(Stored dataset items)
begin

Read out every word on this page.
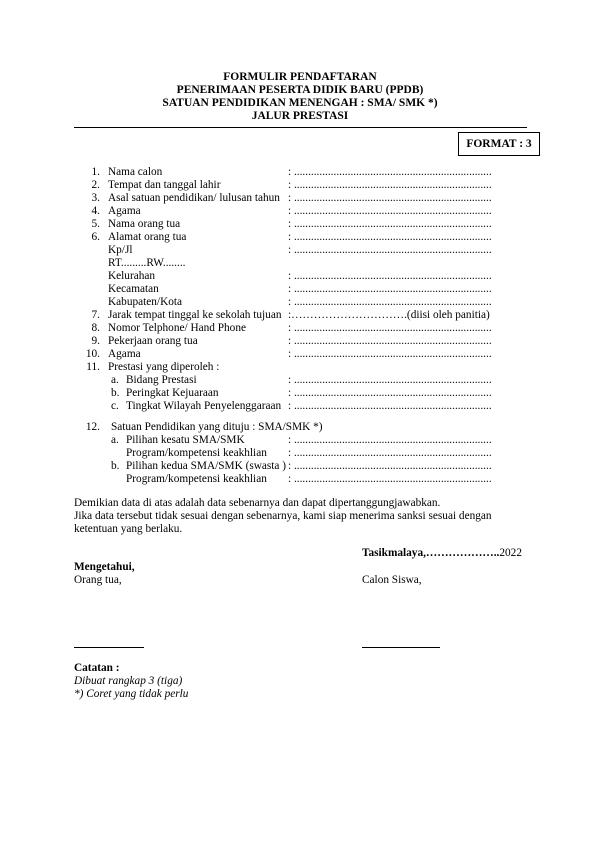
FORMULIR PENDAFTARAN
PENERIMAAN PESERTA DIDIK BARU (PPDB)
SATUAN PENDIDIKAN MENENGAH : SMA/ SMK *)
JALUR PRESTASI
FORMAT : 3
1. Nama calon	: ......................................................................
2. Tempat dan tanggal lahir	: ......................................................................
3. Asal satuan pendidikan/ lulusan tahun : ......................................................................
4. Agama	: ......................................................................
5. Nama orang tua	: ......................................................................
6. Alamat orang tua	: ......................................................................
Kp/Jl	: ......................................................................
RT.........RW........
Kelurahan	: ......................................................................
Kecamatan	: ......................................................................
Kabupaten/Kota	: ......................................................................
7. Jarak tempat tinggal ke sekolah tujuan :………………………….(diisi oleh panitia)
8. Nomor Telphone/ Hand Phone	: ......................................................................
9. Pekerjaan orang tua	: ......................................................................
10. Agama	: ......................................................................
11. Prestasi yang diperoleh :
a. Bidang Prestasi	: ......................................................................
b. Peringkat Kejuaraan	: ......................................................................
c. Tingkat Wilayah Penyelenggaraan : ......................................................................
12. Satuan Pendidikan yang dituju : SMA/SMK *)
a. Pilihan kesatu SMA/SMK	: ......................................................................
Program/kompetensi keakhlian : ......................................................................
b. Pilihan kedua SMA/SMK (swasta ) : ......................................................................
Program/kompetensi keakhlian : ......................................................................
Demikian data di atas adalah data sebenarnya dan dapat dipertanggungjawabkan.
Jika data tersebut tidak sesuai dengan sebenarnya, kami siap menerima sanksi sesuai dengan
ketentuan yang berlaku.
Tasikmalaya,………………..2022
Mengetahui,
Orang tua,	Calon Siswa,
Catatan :
Dibuat rangkap 3 (tiga)
*) Coret yang tidak perlu
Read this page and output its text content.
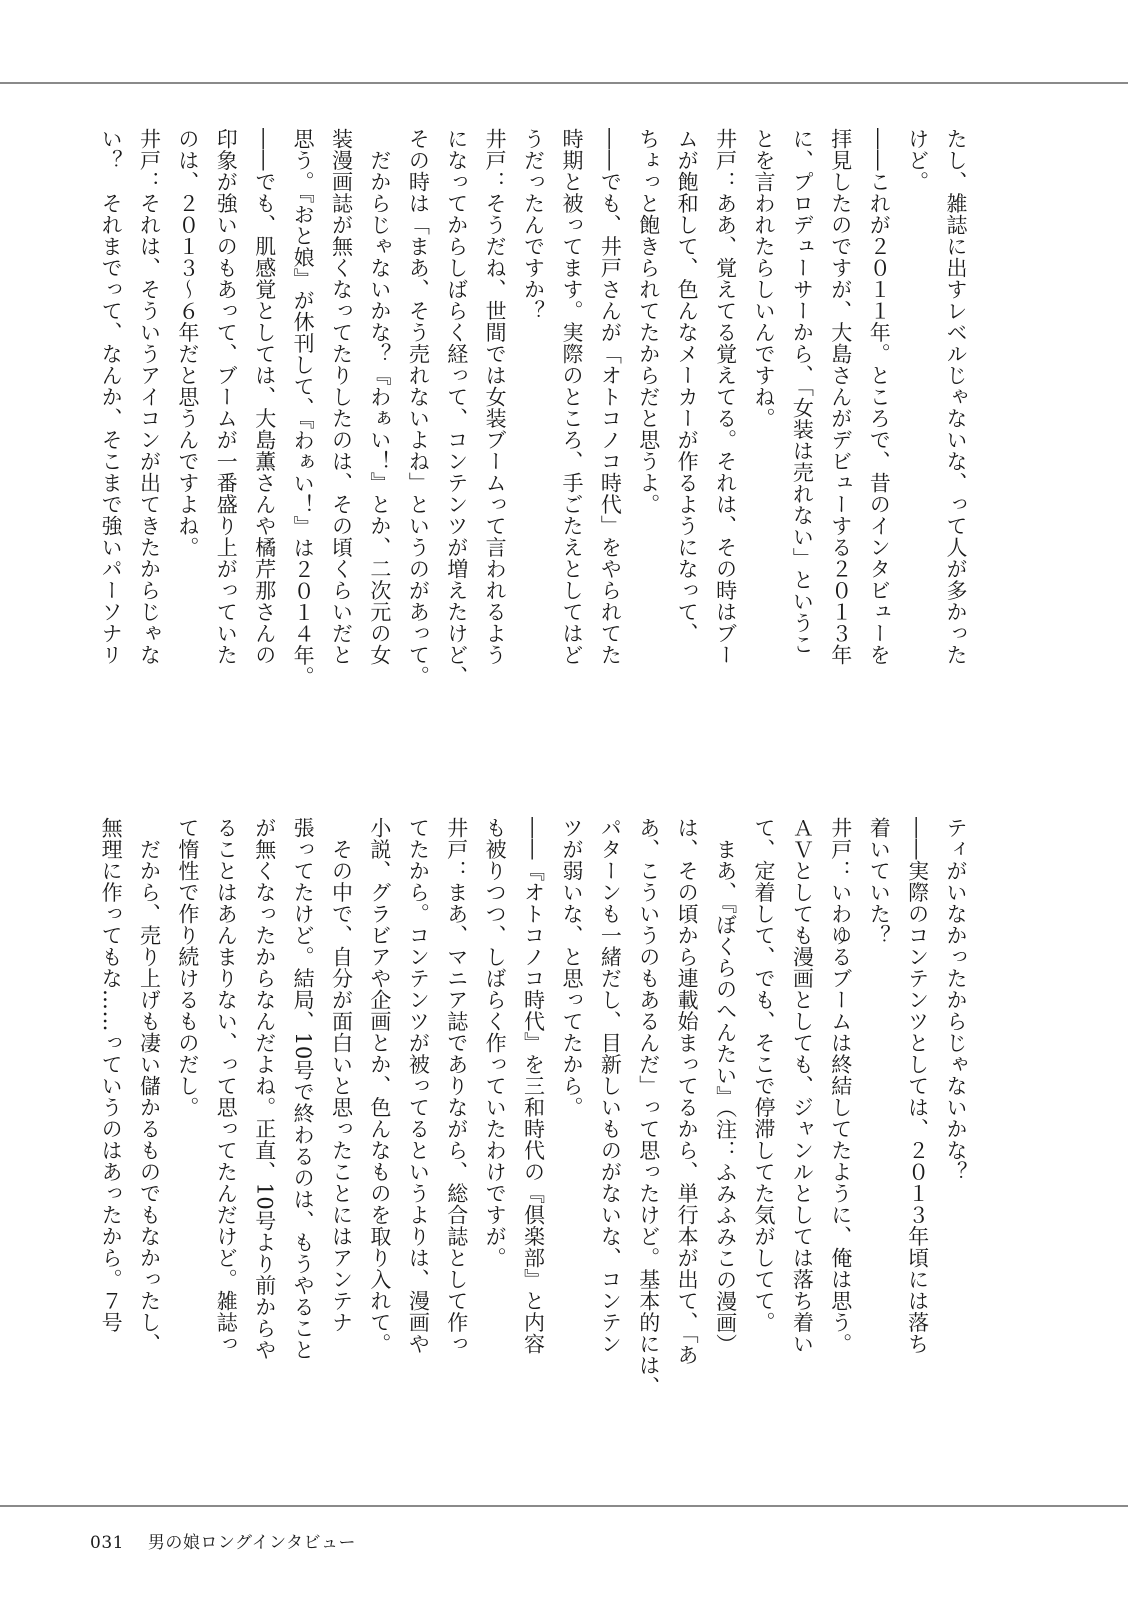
たし、雑誌に出すレベルじゃないな、って人が多かった
けど。
――これが２０１１年。ところで、昔のインタビューを
拝見したのですが、大島さんがデビューする２０１３年
に、プロデューサーから、「女装は売れない」というこ
とを言われたらしいんですね。
井戸：ああ、覚えてる覚えてる。それは、その時はブー
ムが飽和して、色んなメーカーが作るようになって、
ちょっと飽きられてたからだと思うよ。
――でも、井戸さんが「オトコノコ時代」をやられてた
時期と被ってます。実際のところ、手ごたえとしてはど
うだったんですか？
井戸：そうだね、世間では女装ブームって言われるよう
になってからしばらく経って、コンテンツが増えたけど、
その時は「まあ、そう売れないよね」というのがあって。
　だからじゃないかな？『わぁい！』とか、二次元の女
装漫画誌が無くなってたりしたのは、その頃くらいだと
思う。『おと娘』が休刊して、『わぁい！』は２０１４年。
――でも、肌感覚としては、大島薫さんや橘芹那さんの
印象が強いのもあって、ブームが一番盛り上がっていた
のは、２０１３〜６年だと思うんですよね。
井戸：それは、そういうアイコンが出てきたからじゃな
い？　それまでって、なんか、そこまで強いパーソナリ
ティがいなかったからじゃないかな？
――実際のコンテンツとしては、２０１３年頃には落ち
着いていた？
井戸：いわゆるブームは終結してたように、俺は思う。
ＡＶとしても漫画としても、ジャンルとしては落ち着い
て、定着して、でも、そこで停滞してた気がしてて。
　まあ、『ぼくらのへんたい』（注：ふみふみこの漫画）
は、その頃から連載始まってるから、単行本が出て、「あ
あ、こういうのもあるんだ」って思ったけど。基本的には、
パターンも一緒だし、目新しいものがないな、コンテン
ツが弱いな、と思ってたから。
――『オトコノコ時代』を三和時代の『倶楽部』と内容
も被りつつ、しばらく作っていたわけですが。
井戸：まあ、マニア誌でありながら、総合誌として作っ
てたから。コンテンツが被ってるというよりは、漫画や
小説、グラビアや企画とか、色んなものを取り入れて。
　その中で、自分が面白いと思ったことにはアンテナ
張ってたけど。結局、10号で終わるのは、もうやること
が無くなったからなんだよね。正直、10号より前からや
ることはあんまりない、って思ってたんだけど。雑誌っ
て惰性で作り続けるものだし。
　だから、売り上げも凄い儲かるものでもなかったし、
無理に作ってもな……っていうのはあったから。７号
031 男の娘ロングインタビュー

end

● **WHAT TO DO**
Write the records out again in full, exactly, and skip every picture.

● **EXERCISE ANSWER**
Read out every word on this page.
FORMULIR PENDAFTARAN
PENERIMAAN PESERTA DIDIK BARU (PPDB)
SATUAN PENDIDIKAN MENENGAH : SMA/ SMK *)
JALUR PRESTASI
FORMAT : 3
1. Nama calon	: ......................................................................
2. Tempat dan tanggal lahir	: ......................................................................
3. Asal satuan pendidikan/ lulusan tahun : ......................................................................
4. Agama	: ......................................................................
5. Nama orang tua	: ......................................................................
6. Alamat orang tua	: ......................................................................
Kp/Jl	: ......................................................................
RT.........RW........
Kelurahan	: ......................................................................
Kecamatan	: ......................................................................
Kabupaten/Kota	: ......................................................................
7. Jarak tempat tinggal ke sekolah tujuan :………………………….(diisi oleh panitia)
8. Nomor Telphone/ Hand Phone	: ......................................................................
9. Pekerjaan orang tua	: ......................................................................
10. Agama	: ......................................................................
11. Prestasi yang diperoleh :
a. Bidang Prestasi	: ......................................................................
b. Peringkat Kejuaraan	: ......................................................................
c. Tingkat Wilayah Penyelenggaraan : ......................................................................
12. Satuan Pendidikan yang dituju : SMA/SMK *)
a. Pilihan kesatu SMA/SMK	: ......................................................................
Program/kompetensi keakhlian : ......................................................................
b. Pilihan kedua SMA/SMK (swasta ) : ......................................................................
Program/kompetensi keakhlian : ......................................................................
Demikian data di atas adalah data sebenarnya dan dapat dipertanggungjawabkan.
Jika data tersebut tidak sesuai dengan sebenarnya, kami siap menerima sanksi sesuai dengan
ketentuan yang berlaku.
Tasikmalaya,………………..2022
Mengetahui,
Orang tua,	Calon Siswa,
Catatan :
Dibuat rangkap 3 (tiga)
*) Coret yang tidak perlu
Read this page and output its text content.
たし、雑誌に出すレベルじゃないな、って人が多かった
けど。
――これが２０１１年。ところで、昔のインタビューを
拝見したのですが、大島さんがデビューする２０１３年
に、プロデューサーから、「女装は売れない」というこ
とを言われたらしいんですね。
井戸：ああ、覚えてる覚えてる。それは、その時はブー
ムが飽和して、色んなメーカーが作るようになって、
ちょっと飽きられてたからだと思うよ。
――でも、井戸さんが「オトコノコ時代」をやられてた
時期と被ってます。実際のところ、手ごたえとしてはど
うだったんですか？
井戸：そうだね、世間では女装ブームって言われるよう
になってからしばらく経って、コンテンツが増えたけど、
その時は「まあ、そう売れないよね」というのがあって。
　だからじゃないかな？『わぁい！』とか、二次元の女
装漫画誌が無くなってたりしたのは、その頃くらいだと
思う。『おと娘』が休刊して、『わぁい！』は２０１４年。
――でも、肌感覚としては、大島薫さんや橘芹那さんの
印象が強いのもあって、ブームが一番盛り上がっていた
のは、２０１３〜６年だと思うんですよね。
井戸：それは、そういうアイコンが出てきたからじゃな
い？　それまでって、なんか、そこまで強いパーソナリ
ティがいなかったからじゃないかな？
――実際のコンテンツとしては、２０１３年頃には落ち
着いていた？
井戸：いわゆるブームは終結してたように、俺は思う。
ＡＶとしても漫画としても、ジャンルとしては落ち着い
て、定着して、でも、そこで停滞してた気がしてて。
　まあ、『ぼくらのへんたい』（注：ふみふみこの漫画）
は、その頃から連載始まってるから、単行本が出て、「あ
あ、こういうのもあるんだ」って思ったけど。基本的には、
パターンも一緒だし、目新しいものがないな、コンテン
ツが弱いな、と思ってたから。
――『オトコノコ時代』を三和時代の『倶楽部』と内容
も被りつつ、しばらく作っていたわけですが。
井戸：まあ、マニア誌でありながら、総合誌として作っ
てたから。コンテンツが被ってるというよりは、漫画や
小説、グラビアや企画とか、色んなものを取り入れて。
　その中で、自分が面白いと思ったことにはアンテナ
張ってたけど。結局、10号で終わるのは、もうやること
が無くなったからなんだよね。正直、10号より前からや
ることはあんまりない、って思ってたんだけど。雑誌っ
て惰性で作り続けるものだし。
　だから、売り上げも凄い儲かるものでもなかったし、
無理に作ってもな……っていうのはあったから。７号
031 男の娘ロングインタビュー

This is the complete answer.